Data extracted from a collection:
☆ ☆ ☆ ☆

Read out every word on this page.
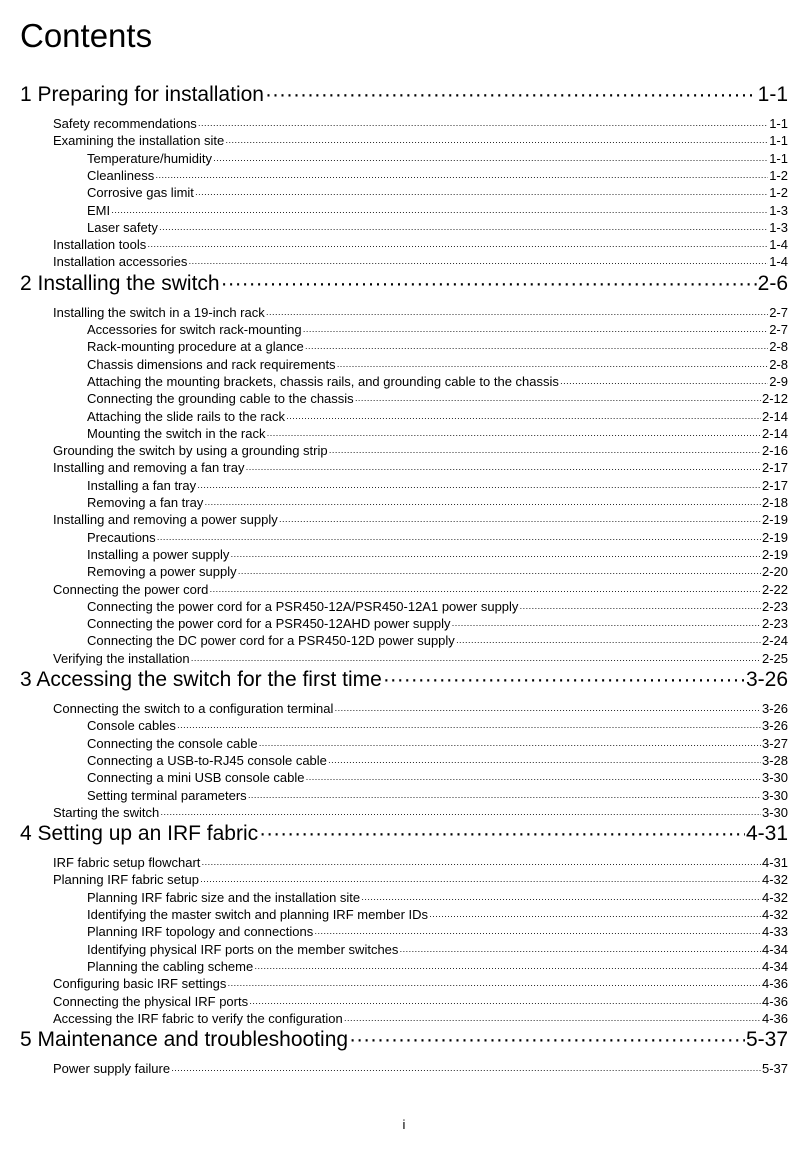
Contents
1 Preparing for installation ·····	1-1
Safety recommendations ·····	1-1
Examining the installation site ·····	1-1
Temperature/humidity ·····	1-1
Cleanliness ·····	1-2
Corrosive gas limit ·····	1-2
EMI ·····	1-3
Laser safety ·····	1-3
Installation tools ·····	1-4
Installation accessories ·····	1-4
2 Installing the switch ·····	2-6
Installing the switch in a 19-inch rack ·····	2-7
Accessories for switch rack-mounting ·····	2-7
Rack-mounting procedure at a glance ·····	2-8
Chassis dimensions and rack requirements ·····	2-8
Attaching the mounting brackets, chassis rails, and grounding cable to the chassis ·····	2-9
Connecting the grounding cable to the chassis ·····	2-12
Attaching the slide rails to the rack ·····	2-14
Mounting the switch in the rack ·····	2-14
Grounding the switch by using a grounding strip ·····	2-16
Installing and removing a fan tray ·····	2-17
Installing a fan tray ·····	2-17
Removing a fan tray ·····	2-18
Installing and removing a power supply ·····	2-19
Precautions ·····	2-19
Installing a power supply ·····	2-19
Removing a power supply ·····	2-20
Connecting the power cord ·····	2-22
Connecting the power cord for a PSR450-12A/PSR450-12A1 power supply ·····	2-23
Connecting the power cord for a PSR450-12AHD power supply ·····	2-23
Connecting the DC power cord for a PSR450-12D power supply ·····	2-24
Verifying the installation ·····	2-25
3 Accessing the switch for the first time ·····	3-26
Connecting the switch to a configuration terminal ·····	3-26
Console cables ·····	3-26
Connecting the console cable ·····	3-27
Connecting a USB-to-RJ45 console cable ·····	3-28
Connecting a mini USB console cable ·····	3-30
Setting terminal parameters ·····	3-30
Starting the switch ·····	3-30
4 Setting up an IRF fabric ·····	4-31
IRF fabric setup flowchart ·····	4-31
Planning IRF fabric setup ·····	4-32
Planning IRF fabric size and the installation site ·····	4-32
Identifying the master switch and planning IRF member IDs ·····	4-32
Planning IRF topology and connections ·····	4-33
Identifying physical IRF ports on the member switches ·····	4-34
Planning the cabling scheme ·····	4-34
Configuring basic IRF settings ·····	4-36
Connecting the physical IRF ports ·····	4-36
Accessing the IRF fabric to verify the configuration ·····	4-36
5 Maintenance and troubleshooting ·····	5-37
Power supply failure ·····	5-37
i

☆ ☆ ☆ ☆

Directive:
Reproduce each entry precisely, dropping only the pictures.

Answer to this exercise:
Read out every word on this page.
Contents
1 Preparing for installation ·····	1-1
Safety recommendations ·····	1-1
Examining the installation site ·····	1-1
Temperature/humidity ·····	1-1
Cleanliness ·····	1-2
Corrosive gas limit ·····	1-2
EMI ·····	1-3
Laser safety ·····	1-3
Installation tools ·····	1-4
Installation accessories ·····	1-4
2 Installing the switch ·····	2-6
Installing the switch in a 19-inch rack ·····	2-7
Accessories for switch rack-mounting ·····	2-7
Rack-mounting procedure at a glance ·····	2-8
Chassis dimensions and rack requirements ·····	2-8
Attaching the mounting brackets, chassis rails, and grounding cable to the chassis ·····	2-9
Connecting the grounding cable to the chassis ·····	2-12
Attaching the slide rails to the rack ·····	2-14
Mounting the switch in the rack ·····	2-14
Grounding the switch by using a grounding strip ·····	2-16
Installing and removing a fan tray ·····	2-17
Installing a fan tray ·····	2-17
Removing a fan tray ·····	2-18
Installing and removing a power supply ·····	2-19
Precautions ·····	2-19
Installing a power supply ·····	2-19
Removing a power supply ·····	2-20
Connecting the power cord ·····	2-22
Connecting the power cord for a PSR450-12A/PSR450-12A1 power supply ·····	2-23
Connecting the power cord for a PSR450-12AHD power supply ·····	2-23
Connecting the DC power cord for a PSR450-12D power supply ·····	2-24
Verifying the installation ·····	2-25
3 Accessing the switch for the first time ·····	3-26
Connecting the switch to a configuration terminal ·····	3-26
Console cables ·····	3-26
Connecting the console cable ·····	3-27
Connecting a USB-to-RJ45 console cable ·····	3-28
Connecting a mini USB console cable ·····	3-30
Setting terminal parameters ·····	3-30
Starting the switch ·····	3-30
4 Setting up an IRF fabric ·····	4-31
IRF fabric setup flowchart ·····	4-31
Planning IRF fabric setup ·····	4-32
Planning IRF fabric size and the installation site ·····	4-32
Identifying the master switch and planning IRF member IDs ·····	4-32
Planning IRF topology and connections ·····	4-33
Identifying physical IRF ports on the member switches ·····	4-34
Planning the cabling scheme ·····	4-34
Configuring basic IRF settings ·····	4-36
Connecting the physical IRF ports ·····	4-36
Accessing the IRF fabric to verify the configuration ·····	4-36
5 Maintenance and troubleshooting ·····	5-37
Power supply failure ·····	5-37
i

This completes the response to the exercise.